* [EXERCISE GOAL]: Images should be left out, and everything else in the listing reproduced exactly.

begin LISTED ENTRIES

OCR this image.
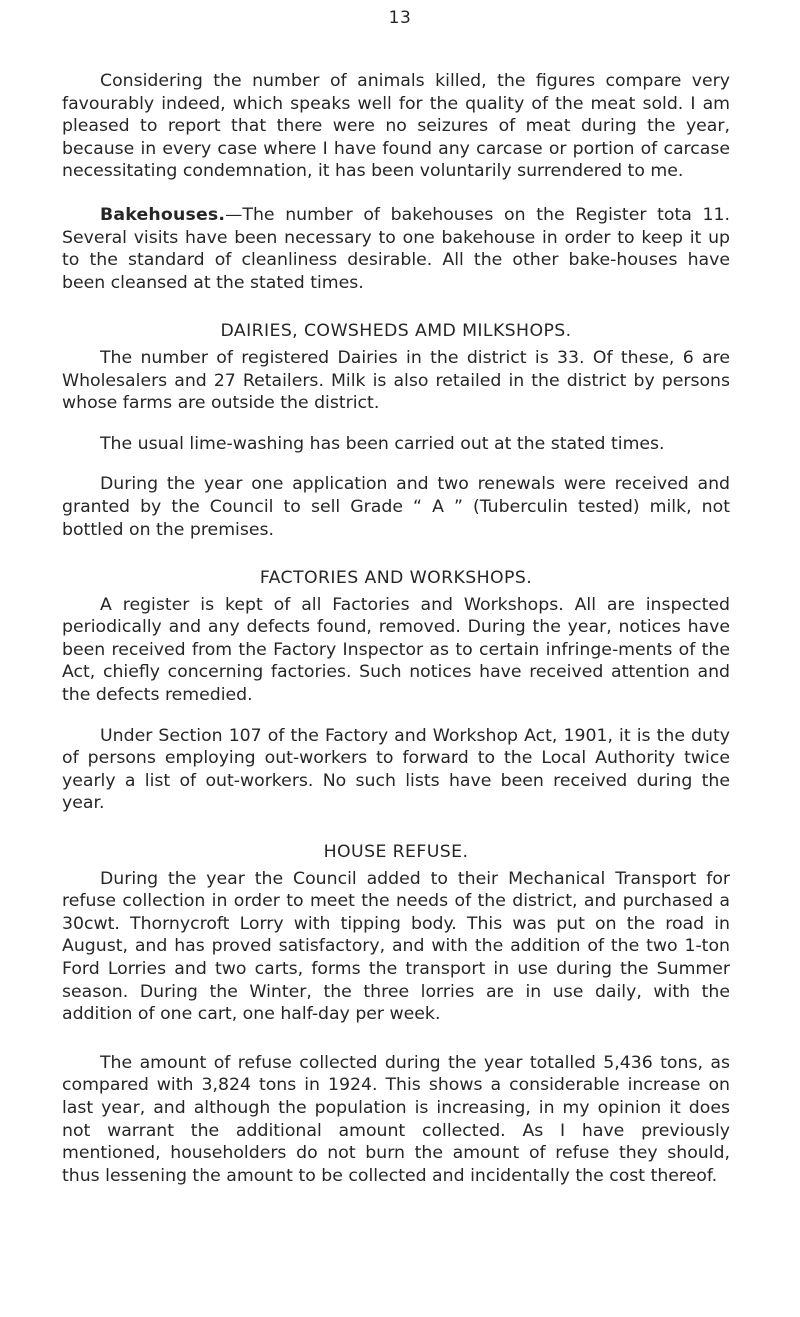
13

Considering the number of animals killed, the figures compare very favourably indeed, which speaks well for the quality of the meat sold. I am pleased to report that there were no seizures of meat during the year, because in every case where I have found any carcase or portion of carcase necessitating condemnation, it has been voluntarily surrendered to me.

Bakehouses.—The number of bakehouses on the Register tota 11. Several visits have been necessary to one bakehouse in order to keep it up to the standard of cleanliness desirable. All the other bake-houses have been cleansed at the stated times.

DAIRIES, COWSHEDS AMD MILKSHOPS.

The number of registered Dairies in the district is 33. Of these, 6 are Wholesalers and 27 Retailers. Milk is also retailed in the district by persons whose farms are outside the district.

The usual lime-washing has been carried out at the stated times.

During the year one application and two renewals were received and granted by the Council to sell Grade “ A ” (Tuberculin tested) milk, not bottled on the premises.

FACTORIES AND WORKSHOPS.

A register is kept of all Factories and Workshops. All are inspected periodically and any defects found, removed. During the year, notices have been received from the Factory Inspector as to certain infringe-ments of the Act, chiefly concerning factories. Such notices have received attention and the defects remedied.

Under Section 107 of the Factory and Workshop Act, 1901, it is the duty of persons employing out-workers to forward to the Local Authority twice yearly a list of out-workers. No such lists have been received during the year.

HOUSE REFUSE.

During the year the Council added to their Mechanical Transport for refuse collection in order to meet the needs of the district, and purchased a 30cwt. Thornycroft Lorry with tipping body. This was put on the road in August, and has proved satisfactory, and with the addition of the two 1-ton Ford Lorries and two carts, forms the transport in use during the Summer season. During the Winter, the three lorries are in use daily, with the addition of one cart, one half-day per week.

The amount of refuse collected during the year totalled 5,436 tons, as compared with 3,824 tons in 1924. This shows a considerable increase on last year, and although the population is increasing, in my opinion it does not warrant the additional amount collected. As I have previously mentioned, householders do not burn the amount of refuse they should, thus lessening the amount to be collected and incidentally the cost thereof.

end LISTED ENTRIES

* [EXERCISE OUTPUT]:
OCR this image.
13

Considering the number of animals killed, the figures compare very favourably indeed, which speaks well for the quality of the meat sold. I am pleased to report that there were no seizures of meat during the year, because in every case where I have found any carcase or portion of carcase necessitating condemnation, it has been voluntarily surrendered to me.

Bakehouses.—The number of bakehouses on the Register tota 11. Several visits have been necessary to one bakehouse in order to keep it up to the standard of cleanliness desirable. All the other bake-houses have been cleansed at the stated times.

DAIRIES, COWSHEDS AMD MILKSHOPS.

The number of registered Dairies in the district is 33. Of these, 6 are Wholesalers and 27 Retailers. Milk is also retailed in the district by persons whose farms are outside the district.

The usual lime-washing has been carried out at the stated times.

During the year one application and two renewals were received and granted by the Council to sell Grade “ A ” (Tuberculin tested) milk, not bottled on the premises.

FACTORIES AND WORKSHOPS.

A register is kept of all Factories and Workshops. All are inspected periodically and any defects found, removed. During the year, notices have been received from the Factory Inspector as to certain infringe-ments of the Act, chiefly concerning factories. Such notices have received attention and the defects remedied.

Under Section 107 of the Factory and Workshop Act, 1901, it is the duty of persons employing out-workers to forward to the Local Authority twice yearly a list of out-workers. No such lists have been received during the year.

HOUSE REFUSE.

During the year the Council added to their Mechanical Transport for refuse collection in order to meet the needs of the district, and purchased a 30cwt. Thornycroft Lorry with tipping body. This was put on the road in August, and has proved satisfactory, and with the addition of the two 1-ton Ford Lorries and two carts, forms the transport in use during the Summer season. During the Winter, the three lorries are in use daily, with the addition of one cart, one half-day per week.

The amount of refuse collected during the year totalled 5,436 tons, as compared with 3,824 tons in 1924. This shows a considerable increase on last year, and although the population is increasing, in my opinion it does not warrant the additional amount collected. As I have previously mentioned, householders do not burn the amount of refuse they should, thus lessening the amount to be collected and incidentally the cost thereof.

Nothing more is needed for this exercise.